# start of PASSAGE TO READ

48. The reference came to be answered in the judgment reported in (2020) 7 SCC 1 by a three-Judge bench in Arjun Panditrao Khotkar v. Kailash Kushanrao Gorantyal & Ors. The relevant portions of which are as under:-

Paras. 45, 46, 47, 56, 61, 73 …”

Certificate under section 65-B IEA is condition precedent to the admissibility of electronic evidence

49. This judgment has put the matter beyond controversy. In view of the above, there is no manner of doubt that certificate under Section 65-B (4) is a condition precedent to the admissibility of evidence by way of electronic record and further it is clear that the Court has also held Anvar P.V. (supra) to be the correct position of law.

CCTV footage is discarded from reliability

51. In view of the above, we are not able to place any reliance on the CCTV footage, insofar as an attempt is made by the prosecution to attribute that the appellant and the deceased EA were last seen together based on the CCTV footage. We eschew the same from consideration.

Evidence analysis

Evidence of PW-20 and PW-21 for the last seen together as well as evidence of PW-18 and PW-19 for sighting the appellant

55. PW-20 claimed that he was watching them for two minutes from a distance. He claimed that the girl was wearing T-shirt, jeans and Dupatta though he could not say about the colour of the Dupatta and T-Shirt. He stated that the girl was of 4’5’’ in height. He admits that he came to know about the murder of the said girl on 05.01.2014 and was aware that the police was enquiring about the murder. He admits that he did not mention in his statement that he was on duty from 09:00 PM on 04.01.2014 to 09:00 AM on 05.01.2014. He stated that the person showed on VC screen was the person that he saw on the night of 04.01.2014 to 05.01.2014.

Parking charges not paid was not proved: 57. Thereafter, he deposed about going to Arthur Road Jail on 20.03.2014 and speaks of identifying the appellant in the identification parade. He admits that the police met him for the first time on 01.03.2014 and showed a passport size photograph of the girl. Again on 04.03.2014, the girl’s photograph was shown to him. He admits that the police asked him to give the list of vehicles which were parked in the parking area on the night of 04.01.2014 to 05.01.2014. He further deposed that he used to put the number when the vehicle entered the parking place. He however deposed that since the receipt of the vehicle of the accused was not prepared, he did not mention the number on any receipt. He admits that no action or complaint was lodged against the appellant for not paying parking charges and did not try to catch him.

58. He however states that when he met PW-20 Ramesh Rathod, he did not tell him that he went to the police and did not talk with Ramesh about the recording of his statement. He states that the passage of exit was 2.5 feet and passage was always crowded after the arrival of train and further added that if two persons pass together, it is not necessary that they have arrived together.

# end of PASSAGE TO READ

__WORK INSTRUCTIONS__.
1. According to the court judgment, what is a condition precedent to the admissibility of evidence by way of electronic record?
2. Rewrite the court judgment from "Certificate under section 65-B IEA" to "position of law.", putting "prerequisite" in place of "condition precedent".
The records have nothing to do with the court judgment.

# start of GIVEN RECORDS

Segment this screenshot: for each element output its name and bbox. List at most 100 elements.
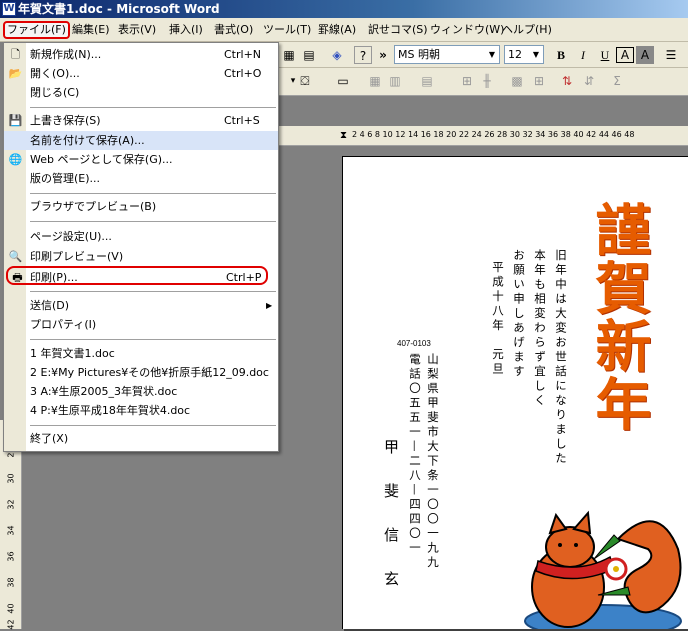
word-app-icon: W — [2, 2, 16, 16]
char-border-button[interactable]: A — [616, 47, 634, 63]
new-year-title: 謹賀新年 — [586, 201, 652, 433]
menu-item-properties[interactable]: プロパティ(I) — [4, 315, 278, 334]
save-disk-icon: 💾 — [8, 114, 23, 127]
menu-separator — [30, 193, 276, 194]
table-autoformat-icon[interactable]: ▩ — [508, 72, 526, 90]
align-cell-icon[interactable]: ▤ — [418, 72, 436, 90]
menu-insert[interactable]: 挿入(I) — [167, 21, 205, 39]
menu-view[interactable]: 表示(V) — [116, 21, 158, 39]
menu-item-print[interactable]: 🖶 印刷(P)... Ctrl+P — [6, 266, 268, 285]
menu-item-recent-4[interactable]: 4 P:¥生原平成18年年賀状4.doc — [4, 401, 278, 420]
ruler-number: 32 — [6, 499, 16, 510]
menu-item-label: 新規作成(N)... — [30, 48, 102, 61]
sender-phone: 電話〇五五一—二八—四四〇一 — [408, 353, 422, 556]
greeting-line: お願い申しあげます — [512, 249, 526, 380]
open-folder-icon: 📂 — [8, 67, 23, 80]
drawing-icon[interactable]: ◈ — [328, 46, 346, 64]
font-size-value: 12 — [508, 48, 522, 61]
menu-separator — [30, 291, 276, 292]
menu-item-send-to[interactable]: 送信(D) ▶ — [4, 296, 278, 315]
menu-bar: ファイル(F) 編集(E) 表示(V) 挿入(I) 書式(O) ツール(T) 罫… — [0, 18, 688, 42]
menu-format[interactable]: 書式(O) — [212, 21, 255, 39]
menu-translate[interactable]: 訳せコマ(S) — [366, 21, 430, 39]
sender-name-char: 玄 — [382, 571, 400, 586]
menu-item-shortcut: Ctrl+S — [224, 114, 260, 127]
indent-marker-icon[interactable]: ⧗ — [340, 128, 348, 144]
menu-item-label: 終了(X) — [30, 432, 69, 445]
chevron-down-icon: ▼ — [532, 50, 540, 59]
menu-help[interactable]: ヘルプ(H) — [500, 21, 554, 39]
menu-item-recent-2[interactable]: 2 E:¥My Pictures¥その他¥折原手紙12_09.doc — [4, 363, 278, 382]
printer-icon: 🖶 — [12, 271, 23, 284]
distribute-rows-icon[interactable]: ⊞ — [458, 72, 476, 90]
greeting-line: 本年も相変わらず宜しく — [533, 249, 547, 409]
menu-separator — [30, 221, 276, 222]
font-name-select[interactable]: MS 明朝 ▼ — [394, 45, 500, 64]
autosum-button[interactable]: Σ — [608, 72, 626, 90]
menu-item-recent-3[interactable]: 3 A:¥生原2005_3年賀状.doc — [4, 382, 278, 401]
bold-button[interactable]: B — [552, 46, 570, 64]
fill-color-icon[interactable]: ⛋ — [296, 72, 314, 90]
char-shade-button[interactable]: A — [636, 46, 654, 64]
ruler-number: 36 — [6, 551, 16, 562]
menu-item-exit[interactable]: 終了(X) — [4, 429, 278, 448]
more-buttons-icon[interactable]: » — [374, 46, 392, 64]
menu-item-shortcut: Ctrl+N — [224, 48, 262, 61]
help-icon[interactable]: ? — [354, 46, 372, 64]
menu-separator — [30, 339, 276, 340]
menu-item-label: 版の管理(E)... — [30, 172, 101, 185]
menu-edit[interactable]: 編集(E) — [70, 21, 112, 39]
menu-item-label: 2 E:¥My Pictures¥その他¥折原手紙12_09.doc — [30, 366, 269, 379]
insert-table-icon[interactable]: ⊞ — [530, 72, 548, 90]
postal-code: 407-0103 — [397, 339, 431, 348]
table-icon[interactable]: ▤ — [300, 46, 318, 64]
underline-button[interactable]: U — [596, 46, 614, 64]
sort-icon[interactable]: ⇅ — [558, 72, 576, 90]
title-bar: W 年賀文書1.doc - Microsoft Word — [0, 0, 688, 18]
border-icon[interactable]: ▭ — [334, 72, 352, 90]
merge-cells-icon[interactable]: ▦ — [366, 72, 384, 90]
split-cells-icon[interactable]: ▥ — [386, 72, 404, 90]
menu-item-save-as-web[interactable]: 🌐 Web ページとして保存(G)... — [4, 150, 278, 169]
ruler-number: 34 — [6, 525, 16, 536]
menu-item-label: 送信(D) — [30, 299, 70, 312]
italic-button[interactable]: I — [574, 46, 592, 64]
menu-item-browser-preview[interactable]: ブラウザでプレビュー(B) — [4, 197, 278, 216]
menu-item-label: ブラウザでプレビュー(B) — [30, 200, 157, 213]
sort-desc-icon[interactable]: ⇵ — [580, 72, 598, 90]
columns-icon[interactable]: ▦ — [280, 46, 298, 64]
sender-name-char: 甲 — [382, 439, 400, 454]
menu-item-label: 名前を付けて保存(A)... — [30, 134, 145, 147]
dog-illustration — [524, 510, 682, 629]
formatting-toolbar: ▦ ▤ ◈ ? » MS 明朝 ▼ 12 ▼ B I U A A ☰ — [278, 42, 688, 68]
menu-separator — [30, 425, 276, 426]
menu-window[interactable]: ウィンドウ(W) — [428, 21, 506, 39]
horizontal-ruler[interactable]: ⧗ 2 4 6 8 10 12 14 16 18 20 22 24 26 28 … — [278, 126, 688, 146]
menu-separator — [30, 107, 276, 108]
menu-item-save[interactable]: 💾 上書き保存(S) Ctrl+S — [4, 111, 278, 130]
sender-name-char: 信 — [382, 527, 400, 542]
document-page[interactable]: 謹賀新年 旧年中は大変お世話になりました 本年も相変わらず宜しく お願い申しあげ… — [342, 156, 688, 629]
date-line: 平成十八年 元旦 — [491, 261, 505, 377]
menu-tools[interactable]: ツール(T) — [261, 21, 313, 39]
menu-item-open[interactable]: 📂 開く(O)... Ctrl+O — [4, 64, 278, 83]
ruler-number: 38 — [6, 577, 16, 588]
font-size-select[interactable]: 12 ▼ — [504, 45, 544, 64]
save-web-icon: 🌐 — [8, 153, 23, 166]
menu-item-save-as[interactable]: 名前を付けて保存(A)... — [4, 131, 278, 150]
align-left-icon[interactable]: ☰ — [662, 46, 680, 64]
menu-item-versions[interactable]: 版の管理(E)... — [4, 169, 278, 188]
window-title: 年賀文書1.doc - Microsoft Word — [18, 2, 220, 16]
menu-item-new[interactable]: 🗋 新規作成(N)... Ctrl+N — [4, 45, 278, 64]
menu-item-label: ページ設定(U)... — [30, 230, 112, 243]
menu-item-page-setup[interactable]: ページ設定(U)... — [4, 227, 278, 246]
distribute-columns-icon[interactable]: ╫ — [478, 72, 496, 90]
menu-table[interactable]: 罫線(A) — [316, 21, 358, 39]
new-document-icon: 🗋 — [11, 48, 20, 61]
menu-item-label: 印刷(P)... — [30, 271, 78, 284]
menu-item-label: 開く(O)... — [30, 67, 80, 80]
menu-item-close[interactable]: 閉じる(C) — [4, 83, 278, 102]
menu-item-recent-1[interactable]: 1 年賀文書1.doc — [4, 344, 278, 363]
menu-item-print-preview[interactable]: 🔍 印刷プレビュー(V) — [4, 247, 278, 266]
menu-file[interactable]: ファイル(F) — [3, 21, 70, 39]
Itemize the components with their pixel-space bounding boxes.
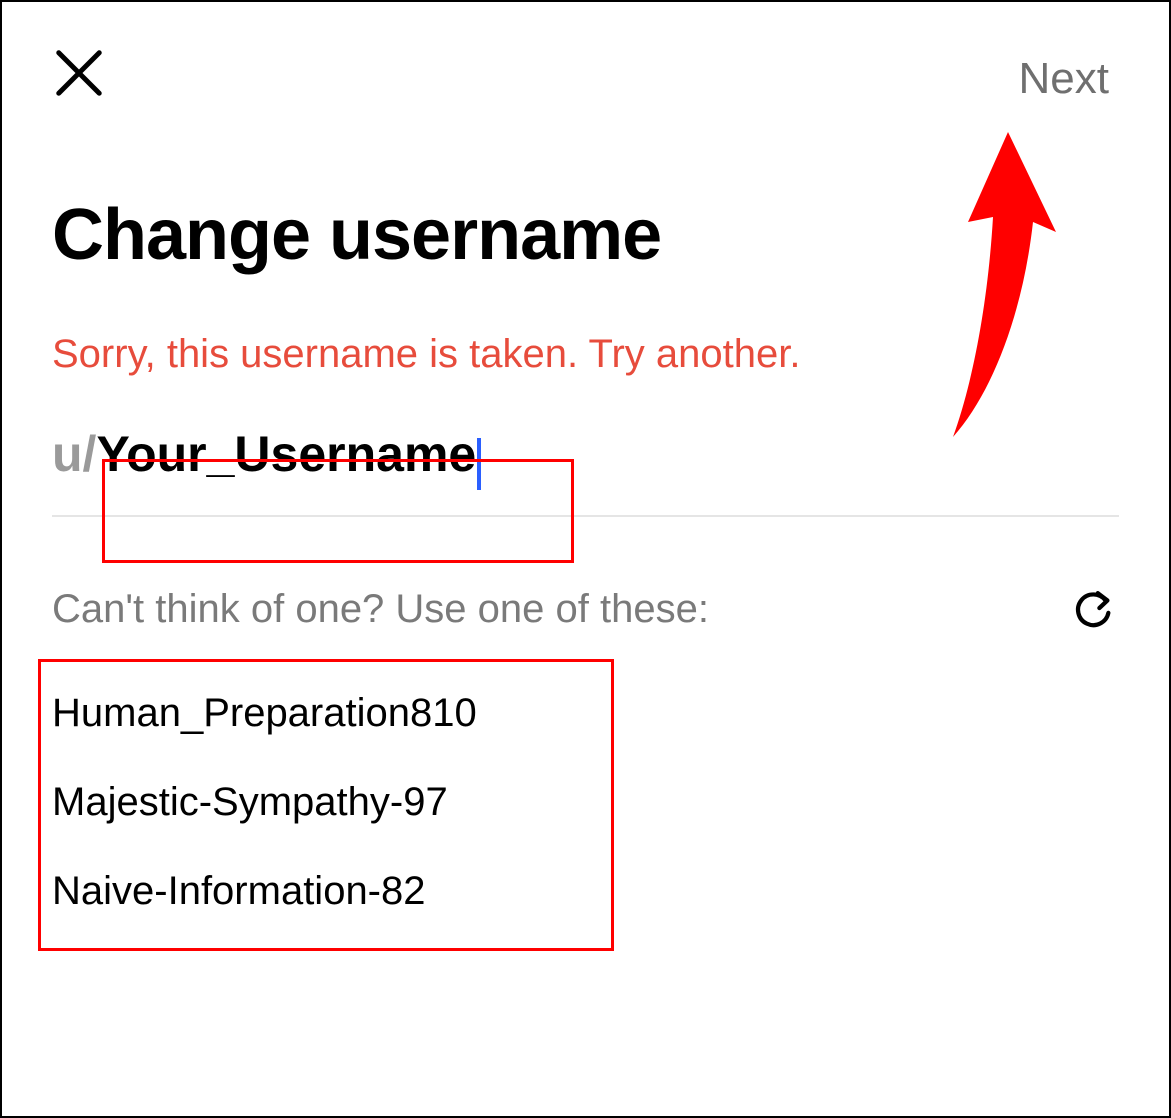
suggestion-item[interactable]: Human_Preparation810 <box>52 669 1119 758</box>
username-input-row[interactable]: u/ Your_Username <box>52 425 1119 517</box>
text-caret <box>477 438 481 490</box>
refresh-suggestions-button[interactable] <box>1069 585 1119 635</box>
next-button[interactable]: Next <box>1019 46 1119 104</box>
suggestion-item[interactable]: Majestic-Sympathy-97 <box>52 758 1119 847</box>
suggestions-label: Can't think of one? Use one of these: <box>52 587 709 632</box>
close-icon <box>52 46 106 100</box>
refresh-icon <box>1071 587 1117 633</box>
suggestions-list: Human_Preparation810 Majestic-Sympathy-9… <box>52 669 1119 936</box>
close-button[interactable] <box>52 46 106 100</box>
page-title: Change username <box>52 194 1119 276</box>
error-message: Sorry, this username is taken. Try anoth… <box>52 332 1119 377</box>
username-input[interactable]: Your_Username <box>96 426 476 482</box>
username-prefix: u/ <box>52 425 96 483</box>
suggestion-item[interactable]: Naive-Information-82 <box>52 847 1119 936</box>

# end of GIVEN RECORDS

__OUTPUTS BY TASK__.
1. A certificate under Section 65-B (4).

2.
Certificate under section 65-B IEA is prerequisite to the admissibility of electronic evidence

49. This judgment has put the matter beyond controversy. In view of the above, there is no manner of doubt that certificate under Section 65-B (4) is a prerequisite to the admissibility of evidence by way of electronic record and further it is clear that the Court has also held Anvar P.V. (supra) to be the correct position of law.